In full and without alteration, give the listing again.

======== Material to process

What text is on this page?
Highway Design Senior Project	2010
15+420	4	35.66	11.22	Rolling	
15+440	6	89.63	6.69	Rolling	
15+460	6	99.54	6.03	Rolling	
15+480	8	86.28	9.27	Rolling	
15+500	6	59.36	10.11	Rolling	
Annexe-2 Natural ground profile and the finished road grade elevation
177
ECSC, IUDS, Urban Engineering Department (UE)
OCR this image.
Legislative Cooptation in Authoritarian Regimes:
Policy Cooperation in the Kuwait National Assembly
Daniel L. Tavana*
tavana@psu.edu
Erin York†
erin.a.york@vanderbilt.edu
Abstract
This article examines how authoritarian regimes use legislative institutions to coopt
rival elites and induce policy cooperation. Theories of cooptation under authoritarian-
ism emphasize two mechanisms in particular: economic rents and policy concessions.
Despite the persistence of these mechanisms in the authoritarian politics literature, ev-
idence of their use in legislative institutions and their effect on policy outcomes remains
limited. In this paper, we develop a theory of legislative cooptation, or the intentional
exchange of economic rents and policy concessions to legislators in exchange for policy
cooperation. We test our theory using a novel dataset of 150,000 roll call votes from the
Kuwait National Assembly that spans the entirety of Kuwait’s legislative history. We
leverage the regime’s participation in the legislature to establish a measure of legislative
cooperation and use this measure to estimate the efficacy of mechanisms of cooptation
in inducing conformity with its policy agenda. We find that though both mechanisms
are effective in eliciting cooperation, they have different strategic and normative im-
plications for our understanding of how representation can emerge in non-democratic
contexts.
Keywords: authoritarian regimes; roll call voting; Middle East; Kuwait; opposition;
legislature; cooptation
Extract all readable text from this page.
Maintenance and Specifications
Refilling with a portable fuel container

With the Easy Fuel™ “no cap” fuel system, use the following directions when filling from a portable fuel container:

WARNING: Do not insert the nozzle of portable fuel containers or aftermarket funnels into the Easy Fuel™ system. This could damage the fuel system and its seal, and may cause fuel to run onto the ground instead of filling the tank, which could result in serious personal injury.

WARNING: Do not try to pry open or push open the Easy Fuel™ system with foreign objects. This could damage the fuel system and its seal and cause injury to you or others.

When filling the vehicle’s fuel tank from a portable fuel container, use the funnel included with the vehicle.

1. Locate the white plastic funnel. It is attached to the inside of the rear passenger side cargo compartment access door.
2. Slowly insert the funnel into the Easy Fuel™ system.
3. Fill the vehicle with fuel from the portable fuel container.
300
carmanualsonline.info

================

# Worked solution
What text is on this page?
Highway Design Senior Project	2010
15+420	4	35.66	11.22	Rolling	
15+440	6	89.63	6.69	Rolling	
15+460	6	99.54	6.03	Rolling	
15+480	8	86.28	9.27	Rolling	
15+500	6	59.36	10.11	Rolling	
Annexe-2 Natural ground profile and the finished road grade elevation
177
ECSC, IUDS, Urban Engineering Department (UE)
OCR this image.
Legislative Cooptation in Authoritarian Regimes:
Policy Cooperation in the Kuwait National Assembly
Daniel L. Tavana*
tavana@psu.edu
Erin York†
erin.a.york@vanderbilt.edu
Abstract
This article examines how authoritarian regimes use legislative institutions to coopt
rival elites and induce policy cooperation. Theories of cooptation under authoritarian-
ism emphasize two mechanisms in particular: economic rents and policy concessions.
Despite the persistence of these mechanisms in the authoritarian politics literature, ev-
idence of their use in legislative institutions and their effect on policy outcomes remains
limited. In this paper, we develop a theory of legislative cooptation, or the intentional
exchange of economic rents and policy concessions to legislators in exchange for policy
cooperation. We test our theory using a novel dataset of 150,000 roll call votes from the
Kuwait National Assembly that spans the entirety of Kuwait’s legislative history. We
leverage the regime’s participation in the legislature to establish a measure of legislative
cooperation and use this measure to estimate the efficacy of mechanisms of cooptation
in inducing conformity with its policy agenda. We find that though both mechanisms
are effective in eliciting cooperation, they have different strategic and normative im-
plications for our understanding of how representation can emerge in non-democratic
contexts.
Keywords: authoritarian regimes; roll call voting; Middle East; Kuwait; opposition;
legislature; cooptation
Extract all readable text from this page.
Maintenance and Specifications
Refilling with a portable fuel container

With the Easy Fuel™ “no cap” fuel system, use the following directions when filling from a portable fuel container:

WARNING: Do not insert the nozzle of portable fuel containers or aftermarket funnels into the Easy Fuel™ system. This could damage the fuel system and its seal, and may cause fuel to run onto the ground instead of filling the tank, which could result in serious personal injury.

WARNING: Do not try to pry open or push open the Easy Fuel™ system with foreign objects. This could damage the fuel system and its seal and cause injury to you or others.

When filling the vehicle’s fuel tank from a portable fuel container, use the funnel included with the vehicle.

1. Locate the white plastic funnel. It is attached to the inside of the rear passenger side cargo compartment access door.
2. Slowly insert the funnel into the Easy Fuel™ system.
3. Fill the vehicle with fuel from the portable fuel container.
300
carmanualsonline.info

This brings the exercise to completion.